Written task:
Copy all of the material exactly. Pictures are not to appear in the copy.
═══ Dataset records ═══
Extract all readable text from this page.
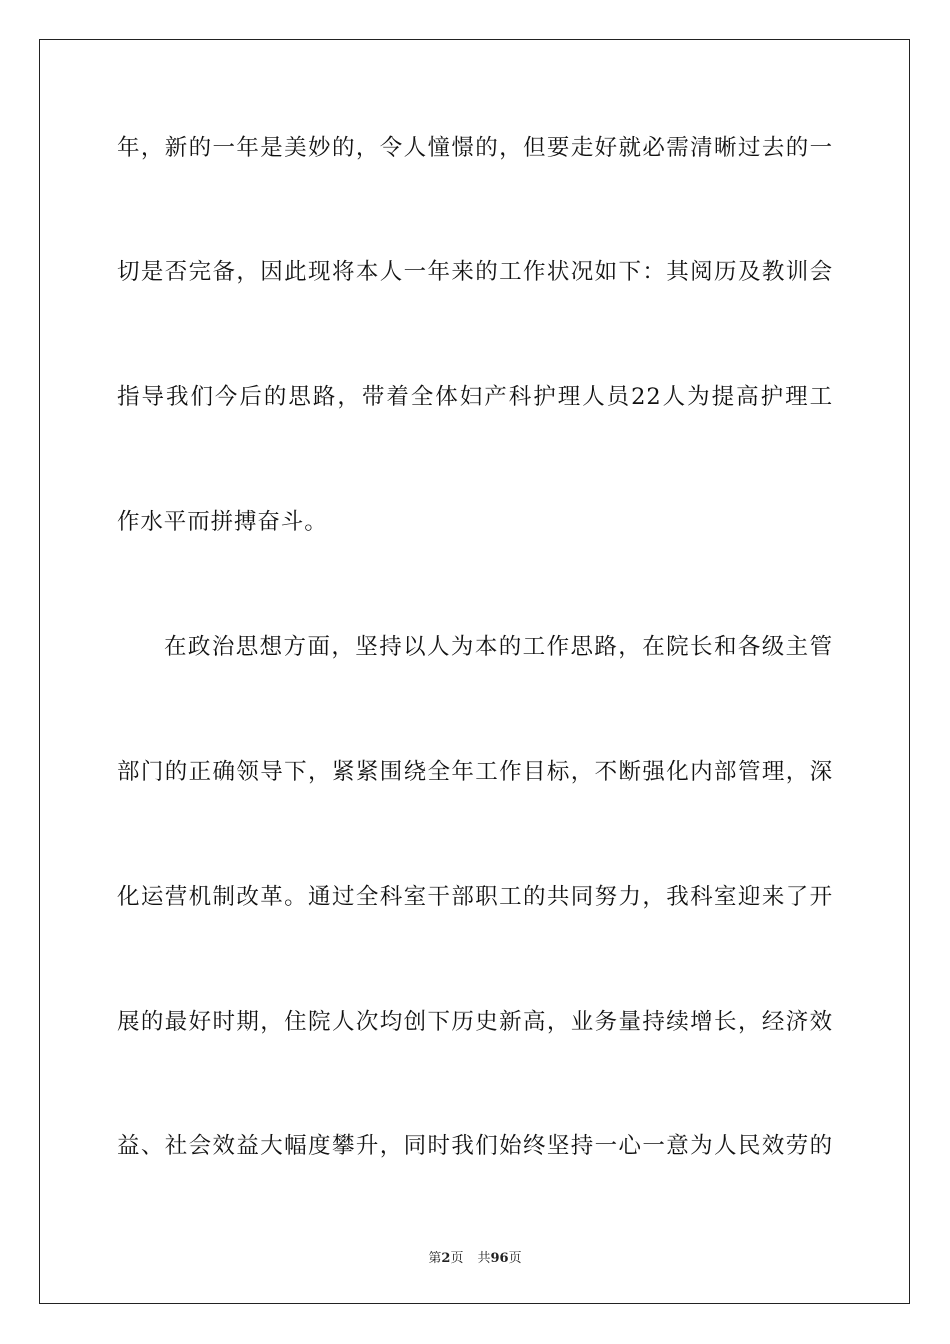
年，新的一年是美妙的，令人憧憬的，但要走好就必需清晰过去的一
切是否完备，因此现将本人一年来的工作状况如下：其阅历及教训会
指导我们今后的思路，带着全体妇产科护理人员22人为提高护理工
作水平而拼搏奋斗。
在政治思想方面，坚持以人为本的工作思路，在院长和各级主管
部门的正确领导下，紧紧围绕全年工作目标，不断强化内部管理，深
化运营机制改革。通过全科室干部职工的共同努力，我科室迎来了开
展的最好时期，住院人次均创下历史新高，业务量持续增长，经济效
益、社会效益大幅度攀升，同时我们始终坚持一心一意为人民效劳的
第2页 共96页
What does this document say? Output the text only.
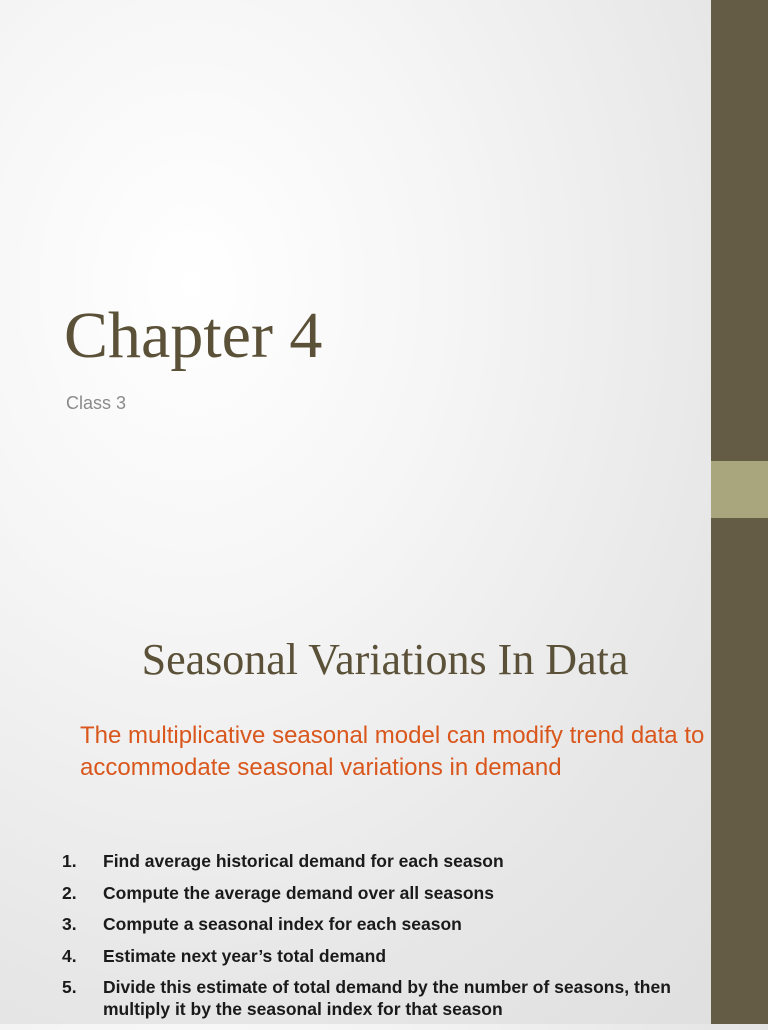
Chapter 4
Class 3
Seasonal Variations In Data
The multiplicative seasonal model can modify trend data to accommodate seasonal variations in demand
1.	Find average historical demand for each season
2.	Compute the average demand over all seasons
3.	Compute a seasonal index for each season
4.	Estimate next year’s total demand
5.	Divide this estimate of total demand by the number of seasons, then multiply it by the seasonal index for that season
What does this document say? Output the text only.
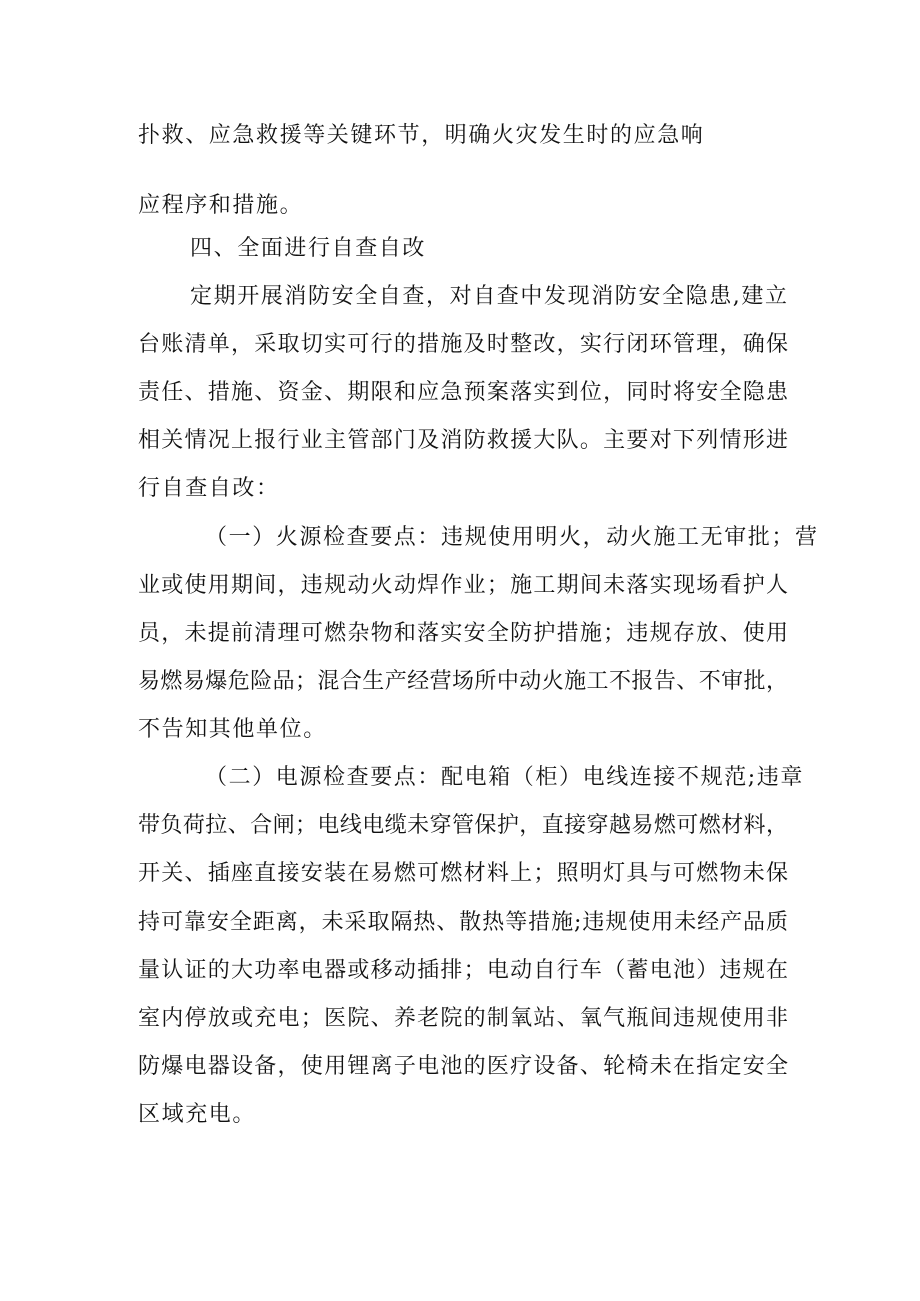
扑救、应急救援等关键环节，明确火灾发生时的应急响
应程序和措施。
四、全面进行自查自改
定期开展消防安全自查，对自查中发现消防安全隐患,建立
台账清单，采取切实可行的措施及时整改，实行闭环管理，确保
责任、措施、资金、期限和应急预案落实到位，同时将安全隐患
相关情况上报行业主管部门及消防救援大队。主要对下列情形进
行自查自改：
（一）火源检查要点：违规使用明火，动火施工无审批；营
业或使用期间，违规动火动焊作业；施工期间未落实现场看护人
员，未提前清理可燃杂物和落实安全防护措施；违规存放、使用
易燃易爆危险品；混合生产经营场所中动火施工不报告、不审批，
不告知其他单位。
（二）电源检查要点：配电箱（柜）电线连接不规范;违章
带负荷拉、合闸；电线电缆未穿管保护，直接穿越易燃可燃材料，
开关、插座直接安装在易燃可燃材料上；照明灯具与可燃物未保
持可靠安全距离，未采取隔热、散热等措施;违规使用未经产品质
量认证的大功率电器或移动插排；电动自行车（蓄电池）违规在
室内停放或充电；医院、养老院的制氧站、氧气瓶间违规使用非
防爆电器设备，使用锂离子电池的医疗设备、轮椅未在指定安全
区域充电。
═══
Task result:
Extract all readable text from this page.
年，新的一年是美妙的，令人憧憬的，但要走好就必需清晰过去的一
切是否完备，因此现将本人一年来的工作状况如下：其阅历及教训会
指导我们今后的思路，带着全体妇产科护理人员22人为提高护理工
作水平而拼搏奋斗。
在政治思想方面，坚持以人为本的工作思路，在院长和各级主管
部门的正确领导下，紧紧围绕全年工作目标，不断强化内部管理，深
化运营机制改革。通过全科室干部职工的共同努力，我科室迎来了开
展的最好时期，住院人次均创下历史新高，业务量持续增长，经济效
益、社会效益大幅度攀升，同时我们始终坚持一心一意为人民效劳的
第2页 共96页
What does this document say? Output the text only.
Chapter 4
Class 3
Seasonal Variations In Data
The multiplicative seasonal model can modify trend data to accommodate seasonal variations in demand
1.	Find average historical demand for each season
2.	Compute the average demand over all seasons
3.	Compute a seasonal index for each season
4.	Estimate next year’s total demand
5.	Divide this estimate of total demand by the number of seasons, then multiply it by the seasonal index for that season
What does this document say? Output the text only.
扑救、应急救援等关键环节，明确火灾发生时的应急响
应程序和措施。
四、全面进行自查自改
定期开展消防安全自查，对自查中发现消防安全隐患,建立
台账清单，采取切实可行的措施及时整改，实行闭环管理，确保
责任、措施、资金、期限和应急预案落实到位，同时将安全隐患
相关情况上报行业主管部门及消防救援大队。主要对下列情形进
行自查自改：
（一）火源检查要点：违规使用明火，动火施工无审批；营
业或使用期间，违规动火动焊作业；施工期间未落实现场看护人
员，未提前清理可燃杂物和落实安全防护措施；违规存放、使用
易燃易爆危险品；混合生产经营场所中动火施工不报告、不审批，
不告知其他单位。
（二）电源检查要点：配电箱（柜）电线连接不规范;违章
带负荷拉、合闸；电线电缆未穿管保护，直接穿越易燃可燃材料，
开关、插座直接安装在易燃可燃材料上；照明灯具与可燃物未保
持可靠安全距离，未采取隔热、散热等措施;违规使用未经产品质
量认证的大功率电器或移动插排；电动自行车（蓄电池）违规在
室内停放或充电；医院、养老院的制氧站、氧气瓶间违规使用非
防爆电器设备，使用锂离子电池的医疗设备、轮椅未在指定安全
区域充电。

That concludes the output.